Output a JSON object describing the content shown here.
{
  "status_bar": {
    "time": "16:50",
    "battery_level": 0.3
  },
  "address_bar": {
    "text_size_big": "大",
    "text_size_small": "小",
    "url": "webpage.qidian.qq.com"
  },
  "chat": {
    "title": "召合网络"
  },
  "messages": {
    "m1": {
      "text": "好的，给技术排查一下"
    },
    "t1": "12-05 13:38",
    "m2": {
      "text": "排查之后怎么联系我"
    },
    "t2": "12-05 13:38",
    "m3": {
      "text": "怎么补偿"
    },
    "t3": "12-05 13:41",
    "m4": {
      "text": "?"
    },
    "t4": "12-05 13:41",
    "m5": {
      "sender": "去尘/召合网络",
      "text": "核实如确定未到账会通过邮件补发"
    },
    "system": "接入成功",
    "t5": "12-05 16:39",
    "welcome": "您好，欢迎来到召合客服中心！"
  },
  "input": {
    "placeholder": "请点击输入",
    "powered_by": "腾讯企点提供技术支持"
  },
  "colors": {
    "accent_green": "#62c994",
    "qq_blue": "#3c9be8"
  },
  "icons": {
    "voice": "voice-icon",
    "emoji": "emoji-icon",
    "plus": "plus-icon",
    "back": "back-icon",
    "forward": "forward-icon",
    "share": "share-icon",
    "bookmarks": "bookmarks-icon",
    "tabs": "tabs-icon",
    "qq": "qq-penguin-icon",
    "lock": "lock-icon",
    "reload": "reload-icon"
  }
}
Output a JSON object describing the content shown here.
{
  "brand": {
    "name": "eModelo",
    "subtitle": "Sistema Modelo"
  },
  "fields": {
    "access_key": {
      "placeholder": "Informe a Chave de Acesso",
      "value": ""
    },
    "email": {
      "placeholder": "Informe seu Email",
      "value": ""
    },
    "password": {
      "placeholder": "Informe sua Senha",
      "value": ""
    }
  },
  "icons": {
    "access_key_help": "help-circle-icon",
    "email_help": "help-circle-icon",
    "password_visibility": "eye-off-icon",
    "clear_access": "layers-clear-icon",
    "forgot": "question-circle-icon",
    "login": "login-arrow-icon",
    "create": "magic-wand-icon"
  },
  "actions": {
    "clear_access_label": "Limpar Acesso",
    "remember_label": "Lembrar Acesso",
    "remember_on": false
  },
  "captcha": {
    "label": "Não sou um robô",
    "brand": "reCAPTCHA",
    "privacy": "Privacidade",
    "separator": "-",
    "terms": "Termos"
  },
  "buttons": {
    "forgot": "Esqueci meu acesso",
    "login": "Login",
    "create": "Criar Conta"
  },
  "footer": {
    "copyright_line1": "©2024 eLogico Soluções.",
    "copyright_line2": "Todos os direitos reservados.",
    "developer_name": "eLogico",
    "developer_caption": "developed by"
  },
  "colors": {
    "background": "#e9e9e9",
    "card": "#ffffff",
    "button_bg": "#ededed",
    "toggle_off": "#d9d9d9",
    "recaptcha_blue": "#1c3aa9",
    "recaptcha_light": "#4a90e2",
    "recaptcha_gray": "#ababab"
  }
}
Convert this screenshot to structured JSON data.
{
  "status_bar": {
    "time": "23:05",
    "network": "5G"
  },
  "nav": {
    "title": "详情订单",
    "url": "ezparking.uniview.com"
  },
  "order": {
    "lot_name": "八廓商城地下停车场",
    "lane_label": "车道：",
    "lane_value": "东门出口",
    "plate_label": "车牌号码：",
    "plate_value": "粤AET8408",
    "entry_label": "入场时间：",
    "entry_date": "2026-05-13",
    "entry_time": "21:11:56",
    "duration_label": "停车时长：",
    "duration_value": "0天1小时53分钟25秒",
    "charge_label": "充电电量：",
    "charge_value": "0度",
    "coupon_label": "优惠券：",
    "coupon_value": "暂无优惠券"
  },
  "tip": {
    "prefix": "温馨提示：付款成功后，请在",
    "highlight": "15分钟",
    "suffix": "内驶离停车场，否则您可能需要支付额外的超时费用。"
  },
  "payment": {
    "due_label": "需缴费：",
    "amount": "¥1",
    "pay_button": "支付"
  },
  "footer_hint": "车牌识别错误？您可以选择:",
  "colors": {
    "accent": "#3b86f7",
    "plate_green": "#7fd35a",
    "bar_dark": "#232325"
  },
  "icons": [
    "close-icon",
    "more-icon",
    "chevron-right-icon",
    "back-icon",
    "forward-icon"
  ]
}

========

Retype all of the data shown above, word for word.

Output a JSON object describing the content shown here.
{
  "status_bar": {
    "time": "16:50",
    "battery_level": 0.3
  },
  "address_bar": {
    "text_size_big": "大",
    "text_size_small": "小",
    "url": "webpage.qidian.qq.com"
  },
  "chat": {
    "title": "召合网络"
  },
  "messages": {
    "m1": {
      "text": "好的，给技术排查一下"
    },
    "t1": "12-05 13:38",
    "m2": {
      "text": "排查之后怎么联系我"
    },
    "t2": "12-05 13:38",
    "m3": {
      "text": "怎么补偿"
    },
    "t3": "12-05 13:41",
    "m4": {
      "text": "?"
    },
    "t4": "12-05 13:41",
    "m5": {
      "sender": "去尘/召合网络",
      "text": "核实如确定未到账会通过邮件补发"
    },
    "system": "接入成功",
    "t5": "12-05 16:39",
    "welcome": "您好，欢迎来到召合客服中心！"
  },
  "input": {
    "placeholder": "请点击输入",
    "powered_by": "腾讯企点提供技术支持"
  },
  "colors": {
    "accent_green": "#62c994",
    "qq_blue": "#3c9be8"
  },
  "icons": {
    "voice": "voice-icon",
    "emoji": "emoji-icon",
    "plus": "plus-icon",
    "back": "back-icon",
    "forward": "forward-icon",
    "share": "share-icon",
    "bookmarks": "bookmarks-icon",
    "tabs": "tabs-icon",
    "qq": "qq-penguin-icon",
    "lock": "lock-icon",
    "reload": "reload-icon"
  }
}
Output a JSON object describing the content shown here.
{
  "brand": {
    "name": "eModelo",
    "subtitle": "Sistema Modelo"
  },
  "fields": {
    "access_key": {
      "placeholder": "Informe a Chave de Acesso",
      "value": ""
    },
    "email": {
      "placeholder": "Informe seu Email",
      "value": ""
    },
    "password": {
      "placeholder": "Informe sua Senha",
      "value": ""
    }
  },
  "icons": {
    "access_key_help": "help-circle-icon",
    "email_help": "help-circle-icon",
    "password_visibility": "eye-off-icon",
    "clear_access": "layers-clear-icon",
    "forgot": "question-circle-icon",
    "login": "login-arrow-icon",
    "create": "magic-wand-icon"
  },
  "actions": {
    "clear_access_label": "Limpar Acesso",
    "remember_label": "Lembrar Acesso",
    "remember_on": false
  },
  "captcha": {
    "label": "Não sou um robô",
    "brand": "reCAPTCHA",
    "privacy": "Privacidade",
    "separator": "-",
    "terms": "Termos"
  },
  "buttons": {
    "forgot": "Esqueci meu acesso",
    "login": "Login",
    "create": "Criar Conta"
  },
  "footer": {
    "copyright_line1": "©2024 eLogico Soluções.",
    "copyright_line2": "Todos os direitos reservados.",
    "developer_name": "eLogico",
    "developer_caption": "developed by"
  },
  "colors": {
    "background": "#e9e9e9",
    "card": "#ffffff",
    "button_bg": "#ededed",
    "toggle_off": "#d9d9d9",
    "recaptcha_blue": "#1c3aa9",
    "recaptcha_light": "#4a90e2",
    "recaptcha_gray": "#ababab"
  }
}
Convert this screenshot to structured JSON data.
{
  "status_bar": {
    "time": "23:05",
    "network": "5G"
  },
  "nav": {
    "title": "详情订单",
    "url": "ezparking.uniview.com"
  },
  "order": {
    "lot_name": "八廓商城地下停车场",
    "lane_label": "车道：",
    "lane_value": "东门出口",
    "plate_label": "车牌号码：",
    "plate_value": "粤AET8408",
    "entry_label": "入场时间：",
    "entry_date": "2026-05-13",
    "entry_time": "21:11:56",
    "duration_label": "停车时长：",
    "duration_value": "0天1小时53分钟25秒",
    "charge_label": "充电电量：",
    "charge_value": "0度",
    "coupon_label": "优惠券：",
    "coupon_value": "暂无优惠券"
  },
  "tip": {
    "prefix": "温馨提示：付款成功后，请在",
    "highlight": "15分钟",
    "suffix": "内驶离停车场，否则您可能需要支付额外的超时费用。"
  },
  "payment": {
    "due_label": "需缴费：",
    "amount": "¥1",
    "pay_button": "支付"
  },
  "footer_hint": "车牌识别错误？您可以选择:",
  "colors": {
    "accent": "#3b86f7",
    "plate_green": "#7fd35a",
    "bar_dark": "#232325"
  },
  "icons": [
    "close-icon",
    "more-icon",
    "chevron-right-icon",
    "back-icon",
    "forward-icon"
  ]
}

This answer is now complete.